- Exercise objective
Could you print all the entries exactly?

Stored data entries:
■ ■ ■
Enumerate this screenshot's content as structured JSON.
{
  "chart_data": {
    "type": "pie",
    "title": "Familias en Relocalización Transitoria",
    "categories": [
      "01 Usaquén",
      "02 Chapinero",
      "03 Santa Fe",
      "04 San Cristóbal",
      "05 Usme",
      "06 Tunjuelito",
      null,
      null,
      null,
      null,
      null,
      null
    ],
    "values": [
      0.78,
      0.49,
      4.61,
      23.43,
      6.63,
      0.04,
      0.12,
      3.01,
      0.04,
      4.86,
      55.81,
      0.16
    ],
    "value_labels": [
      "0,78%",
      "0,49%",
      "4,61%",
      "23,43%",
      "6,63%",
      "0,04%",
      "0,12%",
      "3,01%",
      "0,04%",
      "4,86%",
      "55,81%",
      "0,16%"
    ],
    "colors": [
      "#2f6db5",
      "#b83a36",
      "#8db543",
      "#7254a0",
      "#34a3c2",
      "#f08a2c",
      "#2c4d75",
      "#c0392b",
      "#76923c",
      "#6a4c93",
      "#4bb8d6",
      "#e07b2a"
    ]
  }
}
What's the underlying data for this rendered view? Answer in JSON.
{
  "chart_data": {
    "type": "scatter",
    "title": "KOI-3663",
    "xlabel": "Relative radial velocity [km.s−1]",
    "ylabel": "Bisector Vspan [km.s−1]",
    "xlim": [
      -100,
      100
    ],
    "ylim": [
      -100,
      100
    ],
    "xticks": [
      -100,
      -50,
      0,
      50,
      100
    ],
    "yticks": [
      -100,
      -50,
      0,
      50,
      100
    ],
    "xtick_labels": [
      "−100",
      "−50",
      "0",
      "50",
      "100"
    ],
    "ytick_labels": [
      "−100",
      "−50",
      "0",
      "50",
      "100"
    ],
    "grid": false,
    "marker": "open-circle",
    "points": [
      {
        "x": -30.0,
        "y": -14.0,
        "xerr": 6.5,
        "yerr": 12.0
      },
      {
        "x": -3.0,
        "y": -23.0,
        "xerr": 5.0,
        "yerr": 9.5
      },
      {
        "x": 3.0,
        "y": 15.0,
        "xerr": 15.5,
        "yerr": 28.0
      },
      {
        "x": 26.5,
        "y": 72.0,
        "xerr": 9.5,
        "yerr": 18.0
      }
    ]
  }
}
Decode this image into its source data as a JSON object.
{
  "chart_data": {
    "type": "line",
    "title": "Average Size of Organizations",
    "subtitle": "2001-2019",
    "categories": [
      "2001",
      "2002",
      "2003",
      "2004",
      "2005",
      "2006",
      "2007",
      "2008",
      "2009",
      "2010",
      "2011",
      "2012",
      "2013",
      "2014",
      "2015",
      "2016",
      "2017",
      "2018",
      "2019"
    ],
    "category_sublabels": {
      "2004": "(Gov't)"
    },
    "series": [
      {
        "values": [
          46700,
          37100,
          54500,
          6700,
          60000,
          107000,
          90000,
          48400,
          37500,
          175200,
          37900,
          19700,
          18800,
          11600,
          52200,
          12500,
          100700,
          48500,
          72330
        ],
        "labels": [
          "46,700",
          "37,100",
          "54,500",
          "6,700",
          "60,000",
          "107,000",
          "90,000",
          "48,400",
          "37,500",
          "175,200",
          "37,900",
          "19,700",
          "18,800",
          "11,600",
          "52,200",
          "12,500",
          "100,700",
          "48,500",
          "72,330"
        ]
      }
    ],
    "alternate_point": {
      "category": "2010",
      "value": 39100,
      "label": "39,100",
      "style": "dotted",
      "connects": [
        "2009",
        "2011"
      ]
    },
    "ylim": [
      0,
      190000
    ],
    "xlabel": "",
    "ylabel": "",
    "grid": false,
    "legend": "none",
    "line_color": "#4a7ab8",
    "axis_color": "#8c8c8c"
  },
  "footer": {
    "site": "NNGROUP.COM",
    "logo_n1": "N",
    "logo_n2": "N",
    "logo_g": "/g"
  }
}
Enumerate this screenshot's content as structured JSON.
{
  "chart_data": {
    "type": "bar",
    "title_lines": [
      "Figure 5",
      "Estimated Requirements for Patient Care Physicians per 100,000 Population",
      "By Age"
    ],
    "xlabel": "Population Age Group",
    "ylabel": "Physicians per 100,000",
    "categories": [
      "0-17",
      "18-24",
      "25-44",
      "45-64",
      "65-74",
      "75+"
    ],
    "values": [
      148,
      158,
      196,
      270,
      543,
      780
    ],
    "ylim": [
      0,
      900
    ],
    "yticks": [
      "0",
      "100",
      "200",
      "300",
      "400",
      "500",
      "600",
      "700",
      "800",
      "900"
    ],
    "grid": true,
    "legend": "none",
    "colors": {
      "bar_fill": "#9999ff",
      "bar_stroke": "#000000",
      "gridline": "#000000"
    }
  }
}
■ ■ ■
- Output of the exercise
Enumerate this screenshot's content as structured JSON.
{
  "chart_data": {
    "type": "pie",
    "title": "Familias en Relocalización Transitoria",
    "categories": [
      "01 Usaquén",
      "02 Chapinero",
      "03 Santa Fe",
      "04 San Cristóbal",
      "05 Usme",
      "06 Tunjuelito",
      null,
      null,
      null,
      null,
      null,
      null
    ],
    "values": [
      0.78,
      0.49,
      4.61,
      23.43,
      6.63,
      0.04,
      0.12,
      3.01,
      0.04,
      4.86,
      55.81,
      0.16
    ],
    "value_labels": [
      "0,78%",
      "0,49%",
      "4,61%",
      "23,43%",
      "6,63%",
      "0,04%",
      "0,12%",
      "3,01%",
      "0,04%",
      "4,86%",
      "55,81%",
      "0,16%"
    ],
    "colors": [
      "#2f6db5",
      "#b83a36",
      "#8db543",
      "#7254a0",
      "#34a3c2",
      "#f08a2c",
      "#2c4d75",
      "#c0392b",
      "#76923c",
      "#6a4c93",
      "#4bb8d6",
      "#e07b2a"
    ]
  }
}
What's the underlying data for this rendered view? Answer in JSON.
{
  "chart_data": {
    "type": "scatter",
    "title": "KOI-3663",
    "xlabel": "Relative radial velocity [km.s−1]",
    "ylabel": "Bisector Vspan [km.s−1]",
    "xlim": [
      -100,
      100
    ],
    "ylim": [
      -100,
      100
    ],
    "xticks": [
      -100,
      -50,
      0,
      50,
      100
    ],
    "yticks": [
      -100,
      -50,
      0,
      50,
      100
    ],
    "xtick_labels": [
      "−100",
      "−50",
      "0",
      "50",
      "100"
    ],
    "ytick_labels": [
      "−100",
      "−50",
      "0",
      "50",
      "100"
    ],
    "grid": false,
    "marker": "open-circle",
    "points": [
      {
        "x": -30.0,
        "y": -14.0,
        "xerr": 6.5,
        "yerr": 12.0
      },
      {
        "x": -3.0,
        "y": -23.0,
        "xerr": 5.0,
        "yerr": 9.5
      },
      {
        "x": 3.0,
        "y": 15.0,
        "xerr": 15.5,
        "yerr": 28.0
      },
      {
        "x": 26.5,
        "y": 72.0,
        "xerr": 9.5,
        "yerr": 18.0
      }
    ]
  }
}
Decode this image into its source data as a JSON object.
{
  "chart_data": {
    "type": "line",
    "title": "Average Size of Organizations",
    "subtitle": "2001-2019",
    "categories": [
      "2001",
      "2002",
      "2003",
      "2004",
      "2005",
      "2006",
      "2007",
      "2008",
      "2009",
      "2010",
      "2011",
      "2012",
      "2013",
      "2014",
      "2015",
      "2016",
      "2017",
      "2018",
      "2019"
    ],
    "category_sublabels": {
      "2004": "(Gov't)"
    },
    "series": [
      {
        "values": [
          46700,
          37100,
          54500,
          6700,
          60000,
          107000,
          90000,
          48400,
          37500,
          175200,
          37900,
          19700,
          18800,
          11600,
          52200,
          12500,
          100700,
          48500,
          72330
        ],
        "labels": [
          "46,700",
          "37,100",
          "54,500",
          "6,700",
          "60,000",
          "107,000",
          "90,000",
          "48,400",
          "37,500",
          "175,200",
          "37,900",
          "19,700",
          "18,800",
          "11,600",
          "52,200",
          "12,500",
          "100,700",
          "48,500",
          "72,330"
        ]
      }
    ],
    "alternate_point": {
      "category": "2010",
      "value": 39100,
      "label": "39,100",
      "style": "dotted",
      "connects": [
        "2009",
        "2011"
      ]
    },
    "ylim": [
      0,
      190000
    ],
    "xlabel": "",
    "ylabel": "",
    "grid": false,
    "legend": "none",
    "line_color": "#4a7ab8",
    "axis_color": "#8c8c8c"
  },
  "footer": {
    "site": "NNGROUP.COM",
    "logo_n1": "N",
    "logo_n2": "N",
    "logo_g": "/g"
  }
}
Enumerate this screenshot's content as structured JSON.
{
  "chart_data": {
    "type": "bar",
    "title_lines": [
      "Figure 5",
      "Estimated Requirements for Patient Care Physicians per 100,000 Population",
      "By Age"
    ],
    "xlabel": "Population Age Group",
    "ylabel": "Physicians per 100,000",
    "categories": [
      "0-17",
      "18-24",
      "25-44",
      "45-64",
      "65-74",
      "75+"
    ],
    "values": [
      148,
      158,
      196,
      270,
      543,
      780
    ],
    "ylim": [
      0,
      900
    ],
    "yticks": [
      "0",
      "100",
      "200",
      "300",
      "400",
      "500",
      "600",
      "700",
      "800",
      "900"
    ],
    "grid": true,
    "legend": "none",
    "colors": {
      "bar_fill": "#9999ff",
      "bar_stroke": "#000000",
      "gridline": "#000000"
    }
  }
}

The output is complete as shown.